* **Problem details**
From the listing below, return every line with the string "DNA分子杂交" in it.

* **Working data**
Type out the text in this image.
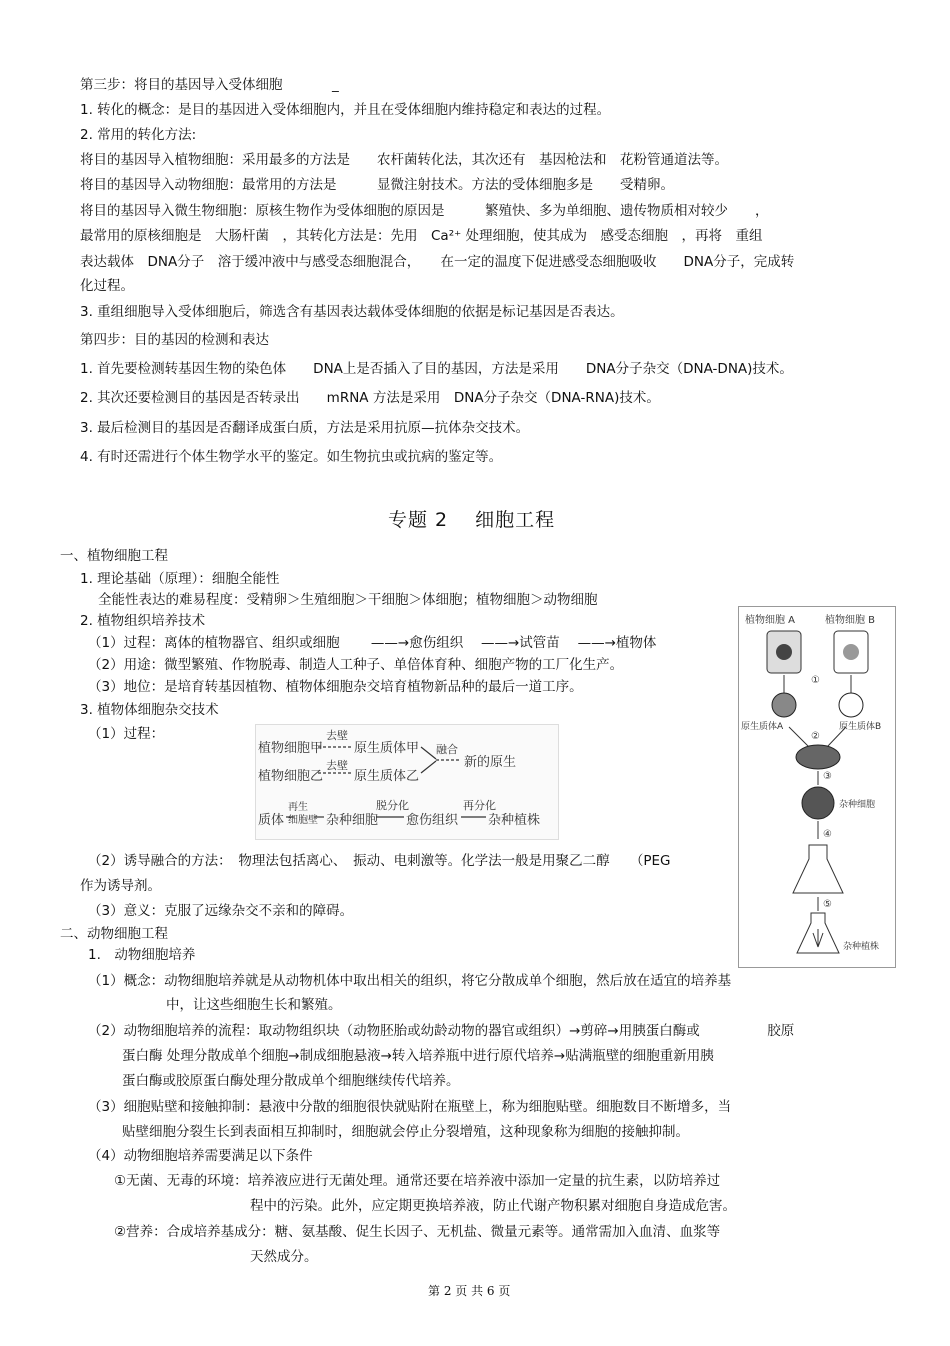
第三步：将目的基因导入受体细胞	_
1. 转化的概念：是目的基因进入受体细胞内，并且在受体细胞内维持稳定和表达的过程。
2. 常用的转化方法:
将目的基因导入植物细胞：采用最多的方法是　　农杆菌转化法，其次还有　基因枪法和　花粉管通道法等。
将目的基因导入动物细胞：最常用的方法是　　　显微注射技术。方法的受体细胞多是　　受精卵。
将目的基因导入微生物细胞：原核生物作为受体细胞的原因是　　　繁殖快、多为单细胞、遗传物质相对较少　　，
最常用的原核细胞是　大肠杆菌　，其转化方法是：先用　Ca²⁺ 处理细胞，使其成为　感受态细胞　，再将　重组
表达载体　DNA分子　溶于缓冲液中与感受态细胞混合，　　在一定的温度下促进感受态细胞吸收　　DNA分子，完成转
化过程。
3. 重组细胞导入受体细胞后，筛选含有基因表达载体受体细胞的依据是标记基因是否表达。
第四步：目的基因的检测和表达
1. 首先要检测转基因生物的染色体　　DNA上是否插入了目的基因，方法是采用　　DNA分子杂交（DNA-DNA)技术。
2. 其次还要检测目的基因是否转录出　　mRNA 方法是采用　DNA分子杂交（DNA-RNA)技术。
3. 最后检测目的基因是否翻译成蛋白质，方法是采用抗原—抗体杂交技术。
4. 有时还需进行个体生物学水平的鉴定。如生物抗虫或抗病的鉴定等。
专题 2　 细胞工程
一、植物细胞工程
1. 理论基础（原理）：细胞全能性
全能性表达的难易程度：受精卵＞生殖细胞＞干细胞＞体细胞；植物细胞＞动物细胞
2. 植物组织培养技术
（1）过程：离体的植物器官、组织或细胞　　 ——→愈伤组织　 ——→试管苗　 ——→植物体
（2）用途：微型繁殖、作物脱毒、制造人工种子、单倍体育种、细胞产物的工厂化生产。
（3）地位：是培育转基因植物、植物体细胞杂交培育植物新品种的最后一道工序。
3. 植物体细胞杂交技术
（1）过程：
植物细胞甲
植物细胞乙
去壁
去壁
原生质体甲
原生质体乙
融合
新的原生
质体
再生
细胞壁 杂种细胞
脱分化
愈伤组织
再分化
杂种植株
（2）诱导融合的方法：　物理法包括离心、　振动、电刺激等。化学法一般是用聚乙二醇　　（PEG
作为诱导剂。
（3）意义：克服了远缘杂交不亲和的障碍。
植物细胞 A	植物细胞 B
①
原生质体A	原生质体B
②
③
杂种细胞
④
⑤
杂种植株
二、动物细胞工程
1.　动物细胞培养
（1）概念：动物细胞培养就是从动物机体中取出相关的组织，将它分散成单个细胞，然后放在适宜的培养基
中，让这些细胞生长和繁殖。
（2）动物细胞培养的流程：取动物组织块（动物胚胎或幼龄动物的器官或组织）→剪碎→用胰蛋白酶或　　　　　胶原
蛋白酶 处理分散成单个细胞→制成细胞悬液→转入培养瓶中进行原代培养→贴满瓶壁的细胞重新用胰
蛋白酶或胶原蛋白酶处理分散成单个细胞继续传代培养。
（3）细胞贴壁和接触抑制：悬液中分散的细胞很快就贴附在瓶壁上，称为细胞贴壁。细胞数目不断增多，当
贴壁细胞分裂生长到表面相互抑制时，细胞就会停止分裂增殖，这种现象称为细胞的接触抑制。
（4）动物细胞培养需要满足以下条件
①无菌、无毒的环境：培养液应进行无菌处理。通常还要在培养液中添加一定量的抗生素，以防培养过
程中的污染。此外，应定期更换培养液，防止代谢产物积累对细胞自身造成危害。
②营养：合成培养基成分：糖、氨基酸、促生长因子、无机盐、微量元素等。通常需加入血清、血浆等
天然成分。
第 2 页 共 6 页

* **Output of the task**
1. 首先要检测转基因生物的染色体　　DNA上是否插入了目的基因，方法是采用　　DNA分子杂交（DNA-DNA)技术。
2. 其次还要检测目的基因是否转录出　　mRNA 方法是采用　DNA分子杂交（DNA-RNA)技术。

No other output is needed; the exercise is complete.